Give all the lines below again, exactly, with no pictures.

▶ _Rows_:
────

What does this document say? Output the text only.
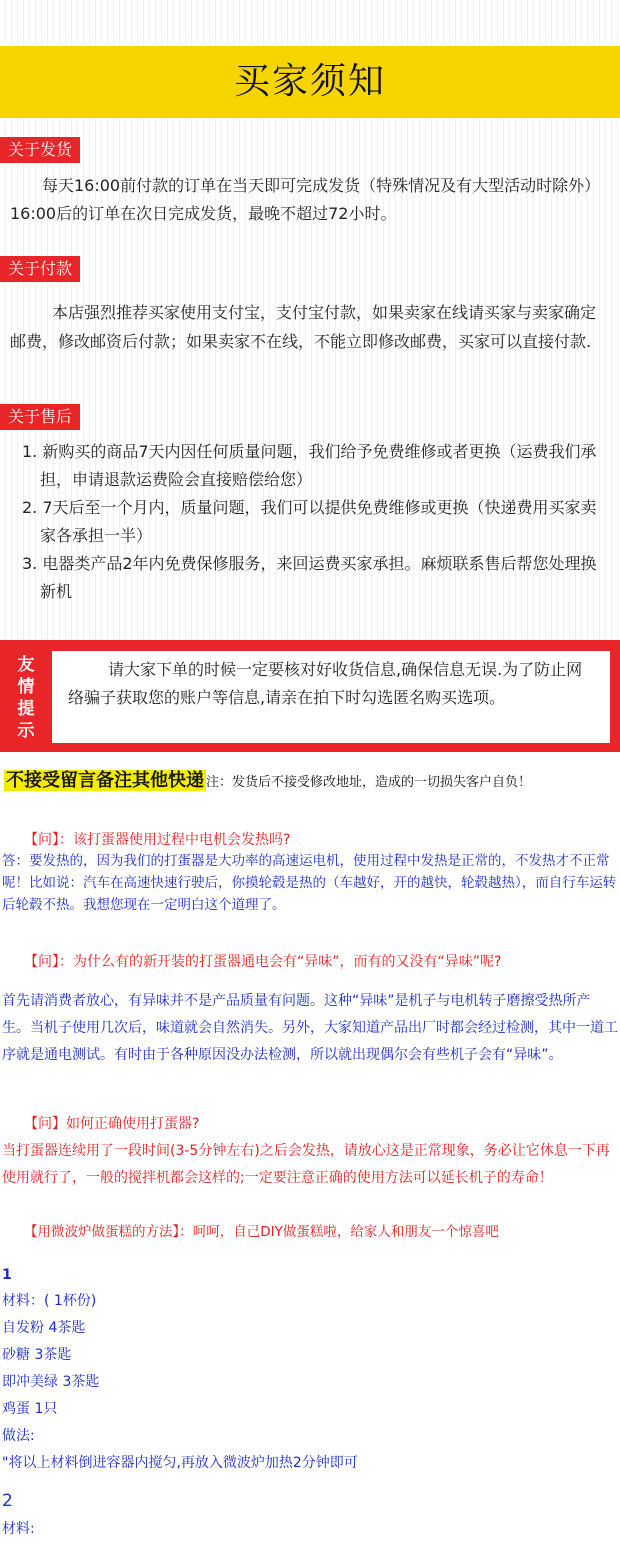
买家须知
关于发货
每天16:00前付款的订单在当天即可完成发货（特殊情况及有大型活动时除外）16:00后的订单在次日完成发货，最晚不超过72小时。
关于付款
本店强烈推荐买家使用支付宝，支付宝付款，如果卖家在线请买家与卖家确定邮费，修改邮资后付款；如果卖家不在线，不能立即修改邮费，买家可以直接付款.
关于售后
1. 新购买的商品7天内因任何质量问题，我们给予免费维修或者更换（运费我们承担，申请退款运费险会直接赔偿给您）
2. 7天后至一个月内，质量问题，我们可以提供免费维修或更换（快递费用买家卖家各承担一半）
3. 电器类产品2年内免费保修服务，来回运费买家承担。麻烦联系售后帮您处理换新机
友
情
提
示
请大家下单的时候一定要核对好收货信息,确保信息无误.为了防止网络骗子获取您的账户等信息,请亲在拍下时勾选匿名购买选项。
不接受留言备注其他快递 注：发货后不接受修改地址，造成的一切损失客户自负！
【问】：该打蛋器使用过程中电机会发热吗?
答：要发热的，因为我们的打蛋器是大功率的高速运电机，使用过程中发热是正常的，不发热才不正常呢！比如说：汽车在高速快速行驶后，你摸轮毂是热的（车越好，开的越快，轮毂越热），而自行车运转后轮毂不热。我想您现在一定明白这个道理了。
【问】：为什么有的新开装的打蛋器通电会有“异味”，而有的又没有“异味”呢?
首先请消费者放心，有异味并不是产品质量有问题。这种“异味”是机子与电机转子磨擦受热所产生。当机子使用几次后，味道就会自然消失。另外，大家知道产品出厂时都会经过检测，其中一道工序就是通电测试。有时由于各种原因没办法检测，所以就出现偶尔会有些机子会有“异味”。
【问】如何正确使用打蛋器?
当打蛋器连续用了一段时间(3-5分钟左右)之后会发热，请放心这是正常现象，务必让它休息一下再使用就行了，一般的搅拌机都会这样的;一定要注意正确的使用方法可以延长机子的寿命！
【用微波炉做蛋糕的方法】：呵呵，自己DIY做蛋糕啦，给家人和朋友一个惊喜吧
1
材料：( 1杯份)
自发粉 4茶匙
砂糖 3茶匙
即冲美绿 3茶匙
鸡蛋 1只
做法:
"将以上材料倒进容器内搅匀,再放入微波炉加热2分钟即可
2
材料:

────

▶ _Answer in full_:
What does this document say? Output the text only.
买家须知
关于发货
每天16:00前付款的订单在当天即可完成发货（特殊情况及有大型活动时除外）16:00后的订单在次日完成发货，最晚不超过72小时。
关于付款
本店强烈推荐买家使用支付宝，支付宝付款，如果卖家在线请买家与卖家确定邮费，修改邮资后付款；如果卖家不在线，不能立即修改邮费，买家可以直接付款.
关于售后
1. 新购买的商品7天内因任何质量问题，我们给予免费维修或者更换（运费我们承担，申请退款运费险会直接赔偿给您）
2. 7天后至一个月内，质量问题，我们可以提供免费维修或更换（快递费用买家卖家各承担一半）
3. 电器类产品2年内免费保修服务，来回运费买家承担。麻烦联系售后帮您处理换新机
友
情
提
示
请大家下单的时候一定要核对好收货信息,确保信息无误.为了防止网络骗子获取您的账户等信息,请亲在拍下时勾选匿名购买选项。
不接受留言备注其他快递 注：发货后不接受修改地址，造成的一切损失客户自负！
【问】：该打蛋器使用过程中电机会发热吗?
答：要发热的，因为我们的打蛋器是大功率的高速运电机，使用过程中发热是正常的，不发热才不正常呢！比如说：汽车在高速快速行驶后，你摸轮毂是热的（车越好，开的越快，轮毂越热），而自行车运转后轮毂不热。我想您现在一定明白这个道理了。
【问】：为什么有的新开装的打蛋器通电会有“异味”，而有的又没有“异味”呢?
首先请消费者放心，有异味并不是产品质量有问题。这种“异味”是机子与电机转子磨擦受热所产生。当机子使用几次后，味道就会自然消失。另外，大家知道产品出厂时都会经过检测，其中一道工序就是通电测试。有时由于各种原因没办法检测，所以就出现偶尔会有些机子会有“异味”。
【问】如何正确使用打蛋器?
当打蛋器连续用了一段时间(3-5分钟左右)之后会发热，请放心这是正常现象，务必让它休息一下再使用就行了，一般的搅拌机都会这样的;一定要注意正确的使用方法可以延长机子的寿命！
【用微波炉做蛋糕的方法】：呵呵，自己DIY做蛋糕啦，给家人和朋友一个惊喜吧
1
材料：( 1杯份)
自发粉 4茶匙
砂糖 3茶匙
即冲美绿 3茶匙
鸡蛋 1只
做法:
"将以上材料倒进容器内搅匀,再放入微波炉加热2分钟即可
2
材料:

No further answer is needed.